+++ Material provided +++
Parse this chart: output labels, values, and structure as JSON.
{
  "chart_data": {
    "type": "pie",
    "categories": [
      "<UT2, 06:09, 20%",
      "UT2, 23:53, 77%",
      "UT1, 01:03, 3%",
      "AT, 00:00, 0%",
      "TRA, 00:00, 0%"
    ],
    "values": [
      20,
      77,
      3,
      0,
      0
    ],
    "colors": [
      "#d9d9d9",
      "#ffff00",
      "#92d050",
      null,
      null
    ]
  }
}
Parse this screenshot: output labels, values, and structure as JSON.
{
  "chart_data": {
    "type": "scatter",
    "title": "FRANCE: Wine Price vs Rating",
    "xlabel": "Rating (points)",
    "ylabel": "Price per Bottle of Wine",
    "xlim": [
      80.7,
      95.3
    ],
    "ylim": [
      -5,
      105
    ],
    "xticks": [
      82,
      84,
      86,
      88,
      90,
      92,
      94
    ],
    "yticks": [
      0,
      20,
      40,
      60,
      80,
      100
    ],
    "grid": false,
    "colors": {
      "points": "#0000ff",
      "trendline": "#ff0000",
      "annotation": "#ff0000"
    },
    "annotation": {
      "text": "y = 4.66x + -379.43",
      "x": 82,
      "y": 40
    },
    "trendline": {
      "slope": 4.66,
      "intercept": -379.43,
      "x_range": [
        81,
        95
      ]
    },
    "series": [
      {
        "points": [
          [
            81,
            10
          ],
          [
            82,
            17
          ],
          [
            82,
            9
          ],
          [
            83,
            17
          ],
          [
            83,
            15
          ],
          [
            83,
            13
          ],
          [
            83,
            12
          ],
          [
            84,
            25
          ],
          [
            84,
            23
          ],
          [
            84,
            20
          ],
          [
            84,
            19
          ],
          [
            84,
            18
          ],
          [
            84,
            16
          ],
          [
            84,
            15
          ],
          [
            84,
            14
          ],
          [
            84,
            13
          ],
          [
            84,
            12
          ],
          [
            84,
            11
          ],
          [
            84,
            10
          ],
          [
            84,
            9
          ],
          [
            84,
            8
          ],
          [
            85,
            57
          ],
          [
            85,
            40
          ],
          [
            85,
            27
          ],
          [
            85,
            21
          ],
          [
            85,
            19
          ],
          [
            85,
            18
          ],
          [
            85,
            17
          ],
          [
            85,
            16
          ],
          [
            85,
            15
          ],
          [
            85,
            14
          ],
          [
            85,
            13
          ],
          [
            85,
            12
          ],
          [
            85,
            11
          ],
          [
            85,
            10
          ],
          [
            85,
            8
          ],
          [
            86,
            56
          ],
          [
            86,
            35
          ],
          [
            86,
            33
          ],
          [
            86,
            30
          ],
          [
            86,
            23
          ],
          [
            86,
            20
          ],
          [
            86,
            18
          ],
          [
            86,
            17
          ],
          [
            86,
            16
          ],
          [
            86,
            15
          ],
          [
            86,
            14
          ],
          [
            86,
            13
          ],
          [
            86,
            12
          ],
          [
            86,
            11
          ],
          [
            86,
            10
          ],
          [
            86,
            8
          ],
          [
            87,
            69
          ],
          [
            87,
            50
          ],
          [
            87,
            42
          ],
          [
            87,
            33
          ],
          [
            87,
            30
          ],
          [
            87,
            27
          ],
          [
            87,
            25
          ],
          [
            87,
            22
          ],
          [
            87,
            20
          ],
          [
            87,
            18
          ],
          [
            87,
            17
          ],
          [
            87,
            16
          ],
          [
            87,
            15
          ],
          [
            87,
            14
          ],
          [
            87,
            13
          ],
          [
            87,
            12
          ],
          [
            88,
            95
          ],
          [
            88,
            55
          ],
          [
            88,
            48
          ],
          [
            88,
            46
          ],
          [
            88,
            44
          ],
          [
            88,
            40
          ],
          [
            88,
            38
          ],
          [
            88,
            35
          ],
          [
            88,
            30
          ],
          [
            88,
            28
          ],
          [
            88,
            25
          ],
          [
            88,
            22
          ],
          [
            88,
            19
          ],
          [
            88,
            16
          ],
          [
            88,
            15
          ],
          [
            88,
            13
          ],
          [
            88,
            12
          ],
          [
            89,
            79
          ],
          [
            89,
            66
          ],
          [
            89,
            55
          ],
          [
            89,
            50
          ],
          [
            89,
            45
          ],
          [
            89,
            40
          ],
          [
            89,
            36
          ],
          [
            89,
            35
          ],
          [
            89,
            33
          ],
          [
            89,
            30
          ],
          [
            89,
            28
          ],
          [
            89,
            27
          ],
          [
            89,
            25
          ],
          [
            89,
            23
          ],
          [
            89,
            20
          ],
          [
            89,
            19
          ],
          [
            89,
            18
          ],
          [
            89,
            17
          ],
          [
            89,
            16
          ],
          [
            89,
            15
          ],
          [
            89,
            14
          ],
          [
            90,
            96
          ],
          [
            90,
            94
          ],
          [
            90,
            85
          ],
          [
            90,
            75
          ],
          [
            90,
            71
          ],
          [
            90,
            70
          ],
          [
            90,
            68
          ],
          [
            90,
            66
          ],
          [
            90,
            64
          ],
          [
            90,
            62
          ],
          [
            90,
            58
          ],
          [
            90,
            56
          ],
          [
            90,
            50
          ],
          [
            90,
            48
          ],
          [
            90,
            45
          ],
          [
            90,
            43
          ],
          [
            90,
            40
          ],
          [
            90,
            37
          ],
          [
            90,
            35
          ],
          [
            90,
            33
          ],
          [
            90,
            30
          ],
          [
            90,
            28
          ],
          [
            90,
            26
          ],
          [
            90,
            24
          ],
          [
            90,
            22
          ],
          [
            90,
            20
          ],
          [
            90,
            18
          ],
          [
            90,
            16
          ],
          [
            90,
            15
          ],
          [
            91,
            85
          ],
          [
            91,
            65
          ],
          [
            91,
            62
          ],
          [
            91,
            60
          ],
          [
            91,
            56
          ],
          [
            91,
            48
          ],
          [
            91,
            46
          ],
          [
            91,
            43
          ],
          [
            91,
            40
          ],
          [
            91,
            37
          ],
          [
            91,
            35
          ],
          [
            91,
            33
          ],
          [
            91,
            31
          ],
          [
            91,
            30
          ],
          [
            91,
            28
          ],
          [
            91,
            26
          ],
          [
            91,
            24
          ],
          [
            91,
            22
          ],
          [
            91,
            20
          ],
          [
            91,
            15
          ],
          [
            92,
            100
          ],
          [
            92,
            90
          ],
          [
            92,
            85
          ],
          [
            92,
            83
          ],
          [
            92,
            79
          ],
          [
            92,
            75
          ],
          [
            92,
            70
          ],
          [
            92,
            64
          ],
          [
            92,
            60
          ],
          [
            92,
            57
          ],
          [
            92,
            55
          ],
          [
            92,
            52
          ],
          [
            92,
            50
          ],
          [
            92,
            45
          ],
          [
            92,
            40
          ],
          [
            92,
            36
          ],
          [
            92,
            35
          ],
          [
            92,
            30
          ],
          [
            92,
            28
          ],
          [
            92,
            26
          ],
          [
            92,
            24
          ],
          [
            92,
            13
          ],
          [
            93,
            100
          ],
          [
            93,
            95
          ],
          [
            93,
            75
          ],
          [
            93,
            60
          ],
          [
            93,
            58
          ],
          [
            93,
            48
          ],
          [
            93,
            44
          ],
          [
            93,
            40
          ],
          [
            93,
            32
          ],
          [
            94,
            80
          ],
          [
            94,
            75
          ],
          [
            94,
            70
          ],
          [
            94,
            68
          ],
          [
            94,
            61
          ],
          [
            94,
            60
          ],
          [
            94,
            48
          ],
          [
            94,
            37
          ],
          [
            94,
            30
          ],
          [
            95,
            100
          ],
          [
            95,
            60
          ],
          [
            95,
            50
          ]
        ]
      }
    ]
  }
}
+++
» **Written request**
Find every line in the entries that includes the word "Price", then state how many there are and nothing else.

» **Answer to this exercise**
2